■ **STATED EXERCISE**: Take every line from the material that has the word "Output" in it.

■ **EXTRACTED RECORDS**:
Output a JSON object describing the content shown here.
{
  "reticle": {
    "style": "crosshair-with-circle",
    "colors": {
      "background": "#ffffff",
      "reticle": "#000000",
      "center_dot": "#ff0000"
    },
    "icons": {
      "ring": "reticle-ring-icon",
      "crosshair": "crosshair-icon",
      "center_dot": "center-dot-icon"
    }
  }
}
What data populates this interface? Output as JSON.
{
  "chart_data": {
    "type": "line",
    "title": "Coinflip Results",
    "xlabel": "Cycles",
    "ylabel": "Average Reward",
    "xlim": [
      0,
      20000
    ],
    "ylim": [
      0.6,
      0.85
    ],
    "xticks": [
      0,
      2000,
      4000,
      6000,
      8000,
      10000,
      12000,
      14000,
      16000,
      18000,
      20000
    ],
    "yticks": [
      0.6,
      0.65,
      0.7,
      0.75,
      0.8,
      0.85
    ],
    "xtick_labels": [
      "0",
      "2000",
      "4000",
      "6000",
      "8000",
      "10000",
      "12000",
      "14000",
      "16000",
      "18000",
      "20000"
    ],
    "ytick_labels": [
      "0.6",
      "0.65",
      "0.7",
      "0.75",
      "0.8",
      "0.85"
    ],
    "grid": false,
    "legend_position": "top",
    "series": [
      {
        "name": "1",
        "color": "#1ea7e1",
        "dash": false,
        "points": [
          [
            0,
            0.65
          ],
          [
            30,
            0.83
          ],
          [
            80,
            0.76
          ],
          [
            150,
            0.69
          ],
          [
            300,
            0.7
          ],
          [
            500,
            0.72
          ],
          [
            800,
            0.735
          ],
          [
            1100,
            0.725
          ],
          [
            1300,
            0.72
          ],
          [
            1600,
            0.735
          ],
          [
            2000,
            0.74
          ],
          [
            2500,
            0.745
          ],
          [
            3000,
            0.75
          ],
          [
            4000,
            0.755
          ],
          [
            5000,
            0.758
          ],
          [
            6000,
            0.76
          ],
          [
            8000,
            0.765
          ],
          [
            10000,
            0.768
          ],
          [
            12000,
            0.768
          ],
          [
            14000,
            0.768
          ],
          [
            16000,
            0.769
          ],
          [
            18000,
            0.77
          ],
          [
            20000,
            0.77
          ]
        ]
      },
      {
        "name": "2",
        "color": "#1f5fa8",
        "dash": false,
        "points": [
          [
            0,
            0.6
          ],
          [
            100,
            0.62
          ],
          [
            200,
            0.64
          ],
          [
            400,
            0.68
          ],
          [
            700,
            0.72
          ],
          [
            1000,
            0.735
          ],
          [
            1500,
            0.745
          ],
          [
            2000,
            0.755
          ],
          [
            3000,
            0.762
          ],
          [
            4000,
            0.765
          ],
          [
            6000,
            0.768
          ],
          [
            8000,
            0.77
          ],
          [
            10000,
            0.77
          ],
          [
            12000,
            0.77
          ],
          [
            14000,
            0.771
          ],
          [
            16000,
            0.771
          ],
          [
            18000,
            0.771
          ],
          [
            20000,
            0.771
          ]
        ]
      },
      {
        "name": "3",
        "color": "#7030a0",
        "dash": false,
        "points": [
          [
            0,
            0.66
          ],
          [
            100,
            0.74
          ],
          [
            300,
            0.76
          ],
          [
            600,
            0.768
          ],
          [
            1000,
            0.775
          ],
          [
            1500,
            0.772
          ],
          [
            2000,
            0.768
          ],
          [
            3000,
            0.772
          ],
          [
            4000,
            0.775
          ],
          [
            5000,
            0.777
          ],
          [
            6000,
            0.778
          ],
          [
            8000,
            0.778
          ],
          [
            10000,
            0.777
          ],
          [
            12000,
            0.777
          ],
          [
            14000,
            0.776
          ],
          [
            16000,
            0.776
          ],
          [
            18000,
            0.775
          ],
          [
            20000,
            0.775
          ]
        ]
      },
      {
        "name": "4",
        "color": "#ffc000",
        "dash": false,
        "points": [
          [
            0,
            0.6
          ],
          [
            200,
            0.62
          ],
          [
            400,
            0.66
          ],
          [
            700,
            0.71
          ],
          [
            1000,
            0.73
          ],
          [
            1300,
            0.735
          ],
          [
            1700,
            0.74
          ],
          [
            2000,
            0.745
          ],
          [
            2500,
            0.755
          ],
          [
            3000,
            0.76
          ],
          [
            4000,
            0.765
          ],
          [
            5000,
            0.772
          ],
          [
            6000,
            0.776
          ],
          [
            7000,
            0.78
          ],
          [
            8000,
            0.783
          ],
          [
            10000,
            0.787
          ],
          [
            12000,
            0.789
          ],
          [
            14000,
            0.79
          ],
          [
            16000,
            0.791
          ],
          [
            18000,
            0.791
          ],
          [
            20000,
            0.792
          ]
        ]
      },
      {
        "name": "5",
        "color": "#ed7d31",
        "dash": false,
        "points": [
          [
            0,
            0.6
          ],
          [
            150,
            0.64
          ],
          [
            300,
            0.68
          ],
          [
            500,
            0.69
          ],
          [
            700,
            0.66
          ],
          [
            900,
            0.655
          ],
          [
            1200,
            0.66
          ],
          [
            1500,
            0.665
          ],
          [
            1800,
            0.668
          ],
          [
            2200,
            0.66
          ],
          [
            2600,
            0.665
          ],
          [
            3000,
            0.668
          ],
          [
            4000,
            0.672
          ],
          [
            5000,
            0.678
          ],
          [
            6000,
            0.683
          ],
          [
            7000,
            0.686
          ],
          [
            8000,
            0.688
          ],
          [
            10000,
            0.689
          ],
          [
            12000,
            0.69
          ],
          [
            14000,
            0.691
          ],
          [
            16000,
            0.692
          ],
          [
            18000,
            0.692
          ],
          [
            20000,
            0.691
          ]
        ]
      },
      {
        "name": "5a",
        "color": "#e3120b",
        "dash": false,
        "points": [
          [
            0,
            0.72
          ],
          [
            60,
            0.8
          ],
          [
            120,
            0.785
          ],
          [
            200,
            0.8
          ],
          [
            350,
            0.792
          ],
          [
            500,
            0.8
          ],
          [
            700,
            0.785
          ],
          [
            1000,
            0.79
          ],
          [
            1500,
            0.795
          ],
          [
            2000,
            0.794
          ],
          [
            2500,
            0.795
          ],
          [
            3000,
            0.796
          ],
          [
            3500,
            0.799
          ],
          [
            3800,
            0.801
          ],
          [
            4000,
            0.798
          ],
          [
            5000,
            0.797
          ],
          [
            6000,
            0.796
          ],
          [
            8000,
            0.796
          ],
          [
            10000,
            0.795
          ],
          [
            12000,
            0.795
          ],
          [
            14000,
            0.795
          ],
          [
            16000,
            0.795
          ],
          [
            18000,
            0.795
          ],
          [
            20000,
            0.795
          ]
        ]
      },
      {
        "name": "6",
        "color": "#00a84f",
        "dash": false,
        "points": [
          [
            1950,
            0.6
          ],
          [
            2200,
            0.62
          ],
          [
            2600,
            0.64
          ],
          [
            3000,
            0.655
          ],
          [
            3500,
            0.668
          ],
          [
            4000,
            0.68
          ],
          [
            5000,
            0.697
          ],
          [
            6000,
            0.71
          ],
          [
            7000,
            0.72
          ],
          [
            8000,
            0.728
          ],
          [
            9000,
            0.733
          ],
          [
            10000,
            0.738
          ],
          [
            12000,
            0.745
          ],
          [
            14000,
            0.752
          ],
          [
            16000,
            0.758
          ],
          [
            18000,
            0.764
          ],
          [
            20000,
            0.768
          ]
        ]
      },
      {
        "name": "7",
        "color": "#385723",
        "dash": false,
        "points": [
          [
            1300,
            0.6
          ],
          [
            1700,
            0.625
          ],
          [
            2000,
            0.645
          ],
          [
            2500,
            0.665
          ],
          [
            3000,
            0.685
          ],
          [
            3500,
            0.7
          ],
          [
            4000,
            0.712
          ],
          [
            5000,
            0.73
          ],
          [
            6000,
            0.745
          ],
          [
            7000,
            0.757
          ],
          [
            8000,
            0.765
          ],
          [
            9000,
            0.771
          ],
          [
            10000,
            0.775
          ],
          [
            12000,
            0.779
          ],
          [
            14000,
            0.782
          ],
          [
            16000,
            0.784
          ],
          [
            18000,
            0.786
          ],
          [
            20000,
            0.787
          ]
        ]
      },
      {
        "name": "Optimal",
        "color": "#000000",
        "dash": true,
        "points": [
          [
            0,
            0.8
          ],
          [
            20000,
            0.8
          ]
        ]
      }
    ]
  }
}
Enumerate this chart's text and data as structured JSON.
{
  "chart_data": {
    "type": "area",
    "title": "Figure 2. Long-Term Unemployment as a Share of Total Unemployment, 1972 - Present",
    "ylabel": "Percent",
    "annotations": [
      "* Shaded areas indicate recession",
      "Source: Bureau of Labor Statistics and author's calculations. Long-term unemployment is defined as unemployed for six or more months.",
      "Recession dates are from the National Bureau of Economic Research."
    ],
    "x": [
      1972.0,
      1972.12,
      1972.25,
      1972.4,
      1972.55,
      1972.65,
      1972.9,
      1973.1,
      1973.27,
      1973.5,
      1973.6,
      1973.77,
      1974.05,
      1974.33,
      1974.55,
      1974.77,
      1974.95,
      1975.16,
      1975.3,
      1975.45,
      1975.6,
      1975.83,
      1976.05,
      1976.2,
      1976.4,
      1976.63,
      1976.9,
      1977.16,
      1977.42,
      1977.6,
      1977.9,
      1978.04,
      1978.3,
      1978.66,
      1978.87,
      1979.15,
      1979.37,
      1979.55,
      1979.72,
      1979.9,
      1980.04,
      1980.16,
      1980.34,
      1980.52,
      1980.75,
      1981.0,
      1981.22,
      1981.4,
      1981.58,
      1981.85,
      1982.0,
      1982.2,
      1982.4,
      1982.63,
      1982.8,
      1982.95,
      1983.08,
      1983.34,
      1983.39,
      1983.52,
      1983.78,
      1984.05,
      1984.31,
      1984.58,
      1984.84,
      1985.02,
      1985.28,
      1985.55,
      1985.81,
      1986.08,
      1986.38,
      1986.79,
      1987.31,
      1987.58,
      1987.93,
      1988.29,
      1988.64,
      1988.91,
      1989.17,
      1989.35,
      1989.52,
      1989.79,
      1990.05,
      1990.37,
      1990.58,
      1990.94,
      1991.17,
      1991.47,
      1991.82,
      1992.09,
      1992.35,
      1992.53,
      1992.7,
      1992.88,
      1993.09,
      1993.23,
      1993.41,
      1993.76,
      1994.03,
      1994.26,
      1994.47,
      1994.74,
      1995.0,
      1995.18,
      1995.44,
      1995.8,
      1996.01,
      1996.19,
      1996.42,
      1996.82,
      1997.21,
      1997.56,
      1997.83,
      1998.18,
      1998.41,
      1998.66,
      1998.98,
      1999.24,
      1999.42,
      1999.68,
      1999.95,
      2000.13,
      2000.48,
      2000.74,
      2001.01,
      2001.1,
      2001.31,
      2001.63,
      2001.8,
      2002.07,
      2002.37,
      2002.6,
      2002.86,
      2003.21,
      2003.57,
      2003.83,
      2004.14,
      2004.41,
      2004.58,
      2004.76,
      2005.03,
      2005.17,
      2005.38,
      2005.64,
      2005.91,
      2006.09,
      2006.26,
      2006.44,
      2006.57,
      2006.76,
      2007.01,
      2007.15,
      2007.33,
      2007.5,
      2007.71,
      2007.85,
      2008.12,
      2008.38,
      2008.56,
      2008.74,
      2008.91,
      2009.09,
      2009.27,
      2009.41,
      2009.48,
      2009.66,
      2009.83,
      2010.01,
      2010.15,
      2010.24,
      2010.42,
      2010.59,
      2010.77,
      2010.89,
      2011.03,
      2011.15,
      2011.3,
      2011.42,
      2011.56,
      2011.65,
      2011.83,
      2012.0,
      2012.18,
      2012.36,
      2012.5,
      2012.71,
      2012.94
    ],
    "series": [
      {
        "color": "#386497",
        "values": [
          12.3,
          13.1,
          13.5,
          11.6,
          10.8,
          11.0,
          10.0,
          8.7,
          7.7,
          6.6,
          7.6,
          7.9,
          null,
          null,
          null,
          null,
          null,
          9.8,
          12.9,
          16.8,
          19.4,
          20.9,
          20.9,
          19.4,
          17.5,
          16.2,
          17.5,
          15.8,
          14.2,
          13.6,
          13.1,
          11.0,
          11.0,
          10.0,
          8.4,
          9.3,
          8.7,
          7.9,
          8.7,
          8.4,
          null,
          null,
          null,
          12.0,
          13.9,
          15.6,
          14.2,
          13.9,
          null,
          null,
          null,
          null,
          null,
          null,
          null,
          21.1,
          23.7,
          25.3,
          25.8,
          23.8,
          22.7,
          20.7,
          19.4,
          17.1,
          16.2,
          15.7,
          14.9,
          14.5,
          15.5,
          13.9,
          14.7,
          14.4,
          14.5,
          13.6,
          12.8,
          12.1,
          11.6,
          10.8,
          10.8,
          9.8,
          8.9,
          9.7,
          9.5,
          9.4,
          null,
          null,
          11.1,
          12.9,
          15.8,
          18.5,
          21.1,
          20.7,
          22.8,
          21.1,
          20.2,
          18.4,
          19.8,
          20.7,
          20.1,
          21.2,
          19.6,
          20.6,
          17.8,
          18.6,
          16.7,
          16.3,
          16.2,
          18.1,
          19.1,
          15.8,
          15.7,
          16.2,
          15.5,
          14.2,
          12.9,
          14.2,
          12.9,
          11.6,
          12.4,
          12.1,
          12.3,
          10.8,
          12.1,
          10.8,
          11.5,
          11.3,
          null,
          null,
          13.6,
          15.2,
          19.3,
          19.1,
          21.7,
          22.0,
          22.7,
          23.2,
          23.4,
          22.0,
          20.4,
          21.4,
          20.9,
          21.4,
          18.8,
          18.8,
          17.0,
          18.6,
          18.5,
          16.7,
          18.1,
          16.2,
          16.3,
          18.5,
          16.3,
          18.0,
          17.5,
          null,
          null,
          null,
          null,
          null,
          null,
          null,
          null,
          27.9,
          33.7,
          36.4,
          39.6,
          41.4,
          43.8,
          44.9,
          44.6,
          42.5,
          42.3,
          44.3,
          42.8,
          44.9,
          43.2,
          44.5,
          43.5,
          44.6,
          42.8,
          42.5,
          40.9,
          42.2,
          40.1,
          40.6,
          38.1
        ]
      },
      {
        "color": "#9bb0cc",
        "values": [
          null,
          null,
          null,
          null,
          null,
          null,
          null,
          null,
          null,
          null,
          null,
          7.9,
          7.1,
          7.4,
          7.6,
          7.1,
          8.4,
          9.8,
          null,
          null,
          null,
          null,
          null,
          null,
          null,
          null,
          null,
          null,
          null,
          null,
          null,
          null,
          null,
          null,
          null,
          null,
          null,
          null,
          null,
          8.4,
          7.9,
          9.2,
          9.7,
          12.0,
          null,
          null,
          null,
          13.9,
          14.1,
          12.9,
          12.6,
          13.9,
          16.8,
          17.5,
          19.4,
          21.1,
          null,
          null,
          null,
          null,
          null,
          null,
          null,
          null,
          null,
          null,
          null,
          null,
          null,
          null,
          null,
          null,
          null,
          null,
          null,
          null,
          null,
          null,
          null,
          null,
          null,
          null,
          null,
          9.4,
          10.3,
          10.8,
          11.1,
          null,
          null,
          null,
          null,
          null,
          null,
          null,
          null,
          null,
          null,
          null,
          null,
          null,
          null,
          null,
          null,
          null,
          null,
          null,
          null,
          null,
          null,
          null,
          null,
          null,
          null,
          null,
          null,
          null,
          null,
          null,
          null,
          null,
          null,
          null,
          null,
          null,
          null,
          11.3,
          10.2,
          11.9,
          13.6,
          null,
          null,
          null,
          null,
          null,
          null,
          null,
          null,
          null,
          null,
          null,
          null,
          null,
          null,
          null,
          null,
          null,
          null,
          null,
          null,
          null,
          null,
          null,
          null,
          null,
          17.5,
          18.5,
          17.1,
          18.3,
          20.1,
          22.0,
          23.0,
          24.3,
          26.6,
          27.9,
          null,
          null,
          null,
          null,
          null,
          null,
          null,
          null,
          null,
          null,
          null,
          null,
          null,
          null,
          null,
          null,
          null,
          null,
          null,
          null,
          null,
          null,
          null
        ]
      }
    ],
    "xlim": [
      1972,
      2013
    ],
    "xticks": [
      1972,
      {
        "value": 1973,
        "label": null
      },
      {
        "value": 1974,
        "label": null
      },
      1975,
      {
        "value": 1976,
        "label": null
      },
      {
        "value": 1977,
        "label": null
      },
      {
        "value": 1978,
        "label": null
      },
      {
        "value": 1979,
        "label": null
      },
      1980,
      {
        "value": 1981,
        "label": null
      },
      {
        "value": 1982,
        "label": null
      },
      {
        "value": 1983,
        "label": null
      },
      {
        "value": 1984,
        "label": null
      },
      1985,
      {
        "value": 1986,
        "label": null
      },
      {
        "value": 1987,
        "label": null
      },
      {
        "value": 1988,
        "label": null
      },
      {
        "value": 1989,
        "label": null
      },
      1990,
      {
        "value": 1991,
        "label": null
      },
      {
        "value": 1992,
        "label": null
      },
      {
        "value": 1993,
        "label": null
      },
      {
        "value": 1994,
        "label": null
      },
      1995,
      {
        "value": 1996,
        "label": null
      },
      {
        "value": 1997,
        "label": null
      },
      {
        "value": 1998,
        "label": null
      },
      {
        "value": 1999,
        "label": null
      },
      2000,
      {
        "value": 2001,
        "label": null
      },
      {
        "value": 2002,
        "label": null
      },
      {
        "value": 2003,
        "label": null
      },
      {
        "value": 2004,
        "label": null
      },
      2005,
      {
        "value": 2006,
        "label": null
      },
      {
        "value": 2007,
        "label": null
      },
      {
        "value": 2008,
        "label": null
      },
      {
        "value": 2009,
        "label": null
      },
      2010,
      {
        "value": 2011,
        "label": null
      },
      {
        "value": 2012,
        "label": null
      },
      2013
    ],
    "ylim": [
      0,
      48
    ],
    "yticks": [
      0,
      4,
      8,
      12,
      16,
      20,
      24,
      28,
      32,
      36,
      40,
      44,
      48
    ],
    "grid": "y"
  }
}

■ **RESPONSE TO THE TASK**:
Output a JSON object describing the content shown here.
What data populates this interface? Output as JSON.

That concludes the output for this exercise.